* [DATA IN THIS EXERCISE]:
⁂

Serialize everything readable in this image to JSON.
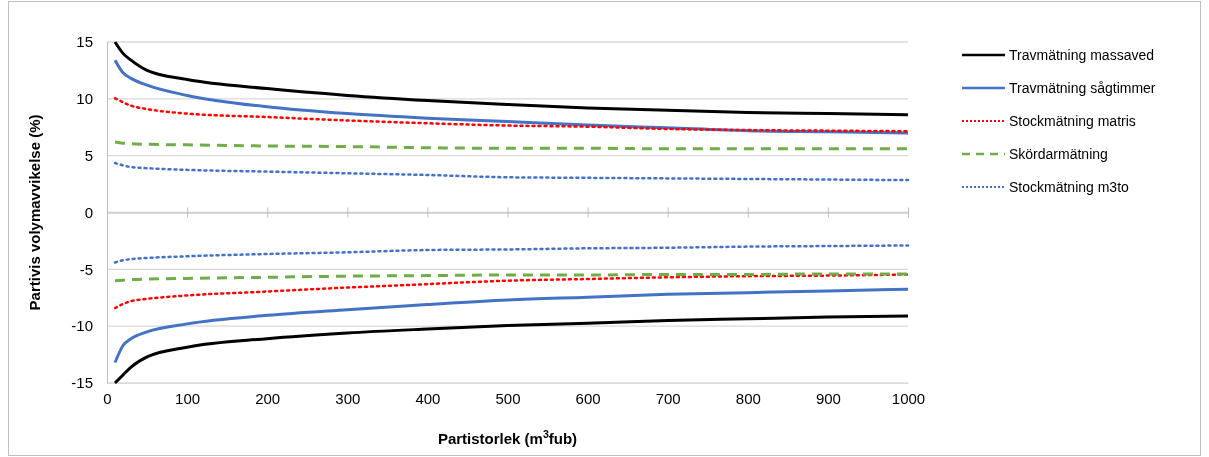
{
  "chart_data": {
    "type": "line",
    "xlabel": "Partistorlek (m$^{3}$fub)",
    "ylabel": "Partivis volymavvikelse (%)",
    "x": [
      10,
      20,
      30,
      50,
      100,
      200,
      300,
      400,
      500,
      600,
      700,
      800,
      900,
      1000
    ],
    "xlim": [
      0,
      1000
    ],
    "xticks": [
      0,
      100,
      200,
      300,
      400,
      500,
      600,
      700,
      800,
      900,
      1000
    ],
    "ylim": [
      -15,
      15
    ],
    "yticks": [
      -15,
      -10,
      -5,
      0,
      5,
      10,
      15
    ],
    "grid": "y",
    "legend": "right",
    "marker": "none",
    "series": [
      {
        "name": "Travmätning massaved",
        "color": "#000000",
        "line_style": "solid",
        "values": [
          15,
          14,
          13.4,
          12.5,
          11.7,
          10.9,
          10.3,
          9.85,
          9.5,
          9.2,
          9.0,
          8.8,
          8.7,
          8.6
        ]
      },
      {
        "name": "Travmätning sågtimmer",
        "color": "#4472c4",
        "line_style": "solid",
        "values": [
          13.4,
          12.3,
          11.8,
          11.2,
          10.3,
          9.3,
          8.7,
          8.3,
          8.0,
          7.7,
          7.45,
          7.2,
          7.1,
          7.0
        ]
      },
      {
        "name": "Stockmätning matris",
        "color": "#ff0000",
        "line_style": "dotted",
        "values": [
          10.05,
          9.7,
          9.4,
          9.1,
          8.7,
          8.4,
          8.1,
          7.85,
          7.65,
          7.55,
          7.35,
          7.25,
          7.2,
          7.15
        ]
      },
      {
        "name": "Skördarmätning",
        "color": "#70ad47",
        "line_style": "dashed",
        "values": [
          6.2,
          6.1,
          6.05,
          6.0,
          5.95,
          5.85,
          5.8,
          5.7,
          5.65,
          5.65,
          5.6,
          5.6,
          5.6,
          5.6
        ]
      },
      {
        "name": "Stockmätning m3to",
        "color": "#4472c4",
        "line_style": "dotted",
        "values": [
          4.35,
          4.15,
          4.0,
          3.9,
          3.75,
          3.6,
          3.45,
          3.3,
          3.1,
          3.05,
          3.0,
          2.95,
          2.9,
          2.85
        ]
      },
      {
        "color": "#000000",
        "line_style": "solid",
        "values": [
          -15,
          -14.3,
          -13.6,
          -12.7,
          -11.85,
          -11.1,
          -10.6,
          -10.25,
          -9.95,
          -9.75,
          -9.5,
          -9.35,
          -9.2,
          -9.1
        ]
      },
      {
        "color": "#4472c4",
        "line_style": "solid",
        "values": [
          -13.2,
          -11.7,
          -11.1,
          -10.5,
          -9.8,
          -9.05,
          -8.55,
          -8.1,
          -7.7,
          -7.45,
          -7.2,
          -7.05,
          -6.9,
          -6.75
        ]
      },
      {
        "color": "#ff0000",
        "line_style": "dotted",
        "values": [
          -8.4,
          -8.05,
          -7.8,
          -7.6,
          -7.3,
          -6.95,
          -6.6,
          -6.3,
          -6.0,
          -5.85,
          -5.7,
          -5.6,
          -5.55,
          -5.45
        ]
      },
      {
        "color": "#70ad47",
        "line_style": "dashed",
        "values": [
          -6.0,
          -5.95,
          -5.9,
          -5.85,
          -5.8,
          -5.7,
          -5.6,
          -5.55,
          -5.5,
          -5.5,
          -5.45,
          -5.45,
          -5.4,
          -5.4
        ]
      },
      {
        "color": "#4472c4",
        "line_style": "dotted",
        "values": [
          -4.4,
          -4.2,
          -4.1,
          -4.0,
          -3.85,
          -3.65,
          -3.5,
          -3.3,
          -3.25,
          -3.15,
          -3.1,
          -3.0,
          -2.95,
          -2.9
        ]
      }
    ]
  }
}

⁂

* [AIM]: Give back every line exactly as it stands, pictures excluded.

* [ANSWER TO THIS PROBLEM]:
Serialize everything readable in this image to JSON.
{
  "chart_data": {
    "type": "line",
    "xlabel": "Partistorlek (m$^{3}$fub)",
    "ylabel": "Partivis volymavvikelse (%)",
    "x": [
      10,
      20,
      30,
      50,
      100,
      200,
      300,
      400,
      500,
      600,
      700,
      800,
      900,
      1000
    ],
    "xlim": [
      0,
      1000
    ],
    "xticks": [
      0,
      100,
      200,
      300,
      400,
      500,
      600,
      700,
      800,
      900,
      1000
    ],
    "ylim": [
      -15,
      15
    ],
    "yticks": [
      -15,
      -10,
      -5,
      0,
      5,
      10,
      15
    ],
    "grid": "y",
    "legend": "right",
    "marker": "none",
    "series": [
      {
        "name": "Travmätning massaved",
        "color": "#000000",
        "line_style": "solid",
        "values": [
          15,
          14,
          13.4,
          12.5,
          11.7,
          10.9,
          10.3,
          9.85,
          9.5,
          9.2,
          9.0,
          8.8,
          8.7,
          8.6
        ]
      },
      {
        "name": "Travmätning sågtimmer",
        "color": "#4472c4",
        "line_style": "solid",
        "values": [
          13.4,
          12.3,
          11.8,
          11.2,
          10.3,
          9.3,
          8.7,
          8.3,
          8.0,
          7.7,
          7.45,
          7.2,
          7.1,
          7.0
        ]
      },
      {
        "name": "Stockmätning matris",
        "color": "#ff0000",
        "line_style": "dotted",
        "values": [
          10.05,
          9.7,
          9.4,
          9.1,
          8.7,
          8.4,
          8.1,
          7.85,
          7.65,
          7.55,
          7.35,
          7.25,
          7.2,
          7.15
        ]
      },
      {
        "name": "Skördarmätning",
        "color": "#70ad47",
        "line_style": "dashed",
        "values": [
          6.2,
          6.1,
          6.05,
          6.0,
          5.95,
          5.85,
          5.8,
          5.7,
          5.65,
          5.65,
          5.6,
          5.6,
          5.6,
          5.6
        ]
      },
      {
        "name": "Stockmätning m3to",
        "color": "#4472c4",
        "line_style": "dotted",
        "values": [
          4.35,
          4.15,
          4.0,
          3.9,
          3.75,
          3.6,
          3.45,
          3.3,
          3.1,
          3.05,
          3.0,
          2.95,
          2.9,
          2.85
        ]
      },
      {
        "color": "#000000",
        "line_style": "solid",
        "values": [
          -15,
          -14.3,
          -13.6,
          -12.7,
          -11.85,
          -11.1,
          -10.6,
          -10.25,
          -9.95,
          -9.75,
          -9.5,
          -9.35,
          -9.2,
          -9.1
        ]
      },
      {
        "color": "#4472c4",
        "line_style": "solid",
        "values": [
          -13.2,
          -11.7,
          -11.1,
          -10.5,
          -9.8,
          -9.05,
          -8.55,
          -8.1,
          -7.7,
          -7.45,
          -7.2,
          -7.05,
          -6.9,
          -6.75
        ]
      },
      {
        "color": "#ff0000",
        "line_style": "dotted",
        "values": [
          -8.4,
          -8.05,
          -7.8,
          -7.6,
          -7.3,
          -6.95,
          -6.6,
          -6.3,
          -6.0,
          -5.85,
          -5.7,
          -5.6,
          -5.55,
          -5.45
        ]
      },
      {
        "color": "#70ad47",
        "line_style": "dashed",
        "values": [
          -6.0,
          -5.95,
          -5.9,
          -5.85,
          -5.8,
          -5.7,
          -5.6,
          -5.55,
          -5.5,
          -5.5,
          -5.45,
          -5.45,
          -5.4,
          -5.4
        ]
      },
      {
        "color": "#4472c4",
        "line_style": "dotted",
        "values": [
          -4.4,
          -4.2,
          -4.1,
          -4.0,
          -3.85,
          -3.65,
          -3.5,
          -3.3,
          -3.25,
          -3.15,
          -3.1,
          -3.0,
          -2.95,
          -2.9
        ]
      }
    ]
  }
}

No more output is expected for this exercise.